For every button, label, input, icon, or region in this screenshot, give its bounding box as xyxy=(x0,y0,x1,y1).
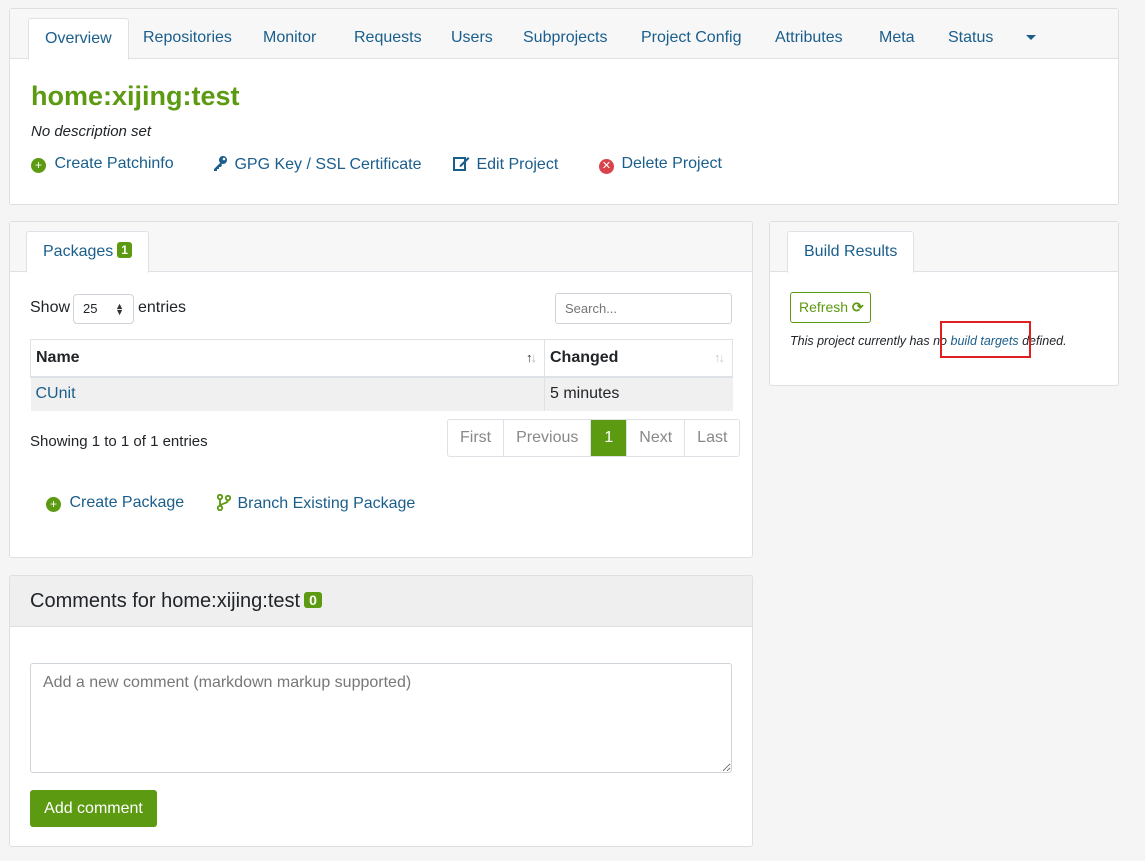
tab-repositories[interactable]: Repositories xyxy=(127,18,248,60)
pager-previous[interactable]: Previous xyxy=(503,420,590,456)
table-info: Showing 1 to 1 of 1 entries xyxy=(30,433,208,450)
plus-circle-icon: + xyxy=(31,158,46,173)
plus-circle-icon: + xyxy=(46,497,61,512)
gpg-key-link[interactable]: GPG Key / SSL Certificate xyxy=(212,155,421,174)
entries-label: entries xyxy=(138,299,187,316)
packages-table: Name ↑↓ Changed ↑↓ CUnit 5 minutes xyxy=(30,339,733,411)
pager-next[interactable]: Next xyxy=(626,420,684,456)
project-description: No description set xyxy=(31,123,152,140)
edit-project-link[interactable]: Edit Project xyxy=(453,155,558,174)
pager-current[interactable]: 1 xyxy=(590,420,627,456)
highlight-box xyxy=(940,321,1031,358)
comment-textarea[interactable] xyxy=(30,663,732,773)
refresh-icon: ⟳ xyxy=(851,299,864,315)
select-arrows-icon: ▲ ▼ xyxy=(115,301,124,317)
column-header-changed[interactable]: Changed ↑↓ xyxy=(544,339,733,378)
tab-build-results[interactable]: Build Results xyxy=(787,231,915,273)
build-results-card: Build Results Refresh ⟳ This project cur… xyxy=(769,221,1119,386)
branch-package-link[interactable]: Branch Existing Package xyxy=(216,493,415,513)
key-icon xyxy=(214,156,227,171)
sort-icon: ↑↓ xyxy=(714,350,725,365)
add-comment-button[interactable]: Add comment xyxy=(30,790,157,827)
delete-project-link[interactable]: ✕ Delete Project xyxy=(599,155,722,174)
build-results-tabbar: Build Results xyxy=(770,222,1118,273)
comments-header: Comments for home:xijing:test 0 xyxy=(10,576,752,627)
package-changed: 5 minutes xyxy=(544,376,733,411)
table-row: CUnit 5 minutes xyxy=(30,376,733,411)
tab-packages[interactable]: Packages 1 xyxy=(26,231,149,273)
comments-count-badge: 0 xyxy=(304,592,322,608)
packages-tabbar: Packages 1 xyxy=(10,222,752,273)
tab-monitor[interactable]: Monitor xyxy=(247,18,332,60)
tab-meta[interactable]: Meta xyxy=(863,18,931,60)
branch-icon xyxy=(216,493,232,512)
delete-circle-icon: ✕ xyxy=(599,159,614,174)
entries-per-page-select[interactable]: 25 ▲ ▼ xyxy=(73,294,134,324)
edit-icon xyxy=(453,157,470,171)
tab-project-config[interactable]: Project Config xyxy=(625,18,758,60)
sort-icon: ↑↓ xyxy=(526,350,537,365)
tab-overview[interactable]: Overview xyxy=(28,18,129,60)
create-patchinfo-link[interactable]: + Create Patchinfo xyxy=(31,155,174,173)
packages-count-badge: 1 xyxy=(117,242,132,258)
pagination: First Previous 1 Next Last xyxy=(447,419,741,457)
packages-card: Packages1 Show 25 ▲▼ entries Name ↑↓ Cha… xyxy=(9,221,753,558)
page-title: home:xijing:test xyxy=(31,81,240,111)
packages-search-input[interactable] xyxy=(555,293,732,324)
create-package-link[interactable]: + Create Package xyxy=(46,494,184,512)
tab-requests[interactable]: Requests xyxy=(338,18,438,60)
comments-card: Comments for home:xijing:test0 Add comme… xyxy=(9,575,753,847)
project-header-card: Overview Repositories Monitor Requests U… xyxy=(9,8,1119,205)
more-tabs-dropdown-icon[interactable] xyxy=(1026,35,1036,40)
pager-first[interactable]: First xyxy=(448,420,503,456)
show-label: Show xyxy=(30,299,71,316)
tab-subprojects[interactable]: Subprojects xyxy=(507,18,624,60)
project-tabbar: Overview Repositories Monitor Requests U… xyxy=(10,9,1118,60)
package-link[interactable]: CUnit xyxy=(36,385,76,402)
column-header-name[interactable]: Name ↑↓ xyxy=(30,339,545,378)
tab-users[interactable]: Users xyxy=(435,18,509,60)
comments-title: Comments for home:xijing:test 0 xyxy=(30,590,322,613)
pager-last[interactable]: Last xyxy=(684,420,739,456)
tab-attributes[interactable]: Attributes xyxy=(759,18,859,60)
tab-status[interactable]: Status xyxy=(932,18,1009,60)
refresh-button[interactable]: Refresh ⟳ xyxy=(790,292,871,323)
* * * * * * *
What you should do = From the records above, pick out each line that contains the word "title" and copy those lines.

Full output =
page-title: home:xijing:test xyxy=(31,81,240,111)
comments-title: Comments for home:xijing:test 0 xyxy=(30,590,322,613)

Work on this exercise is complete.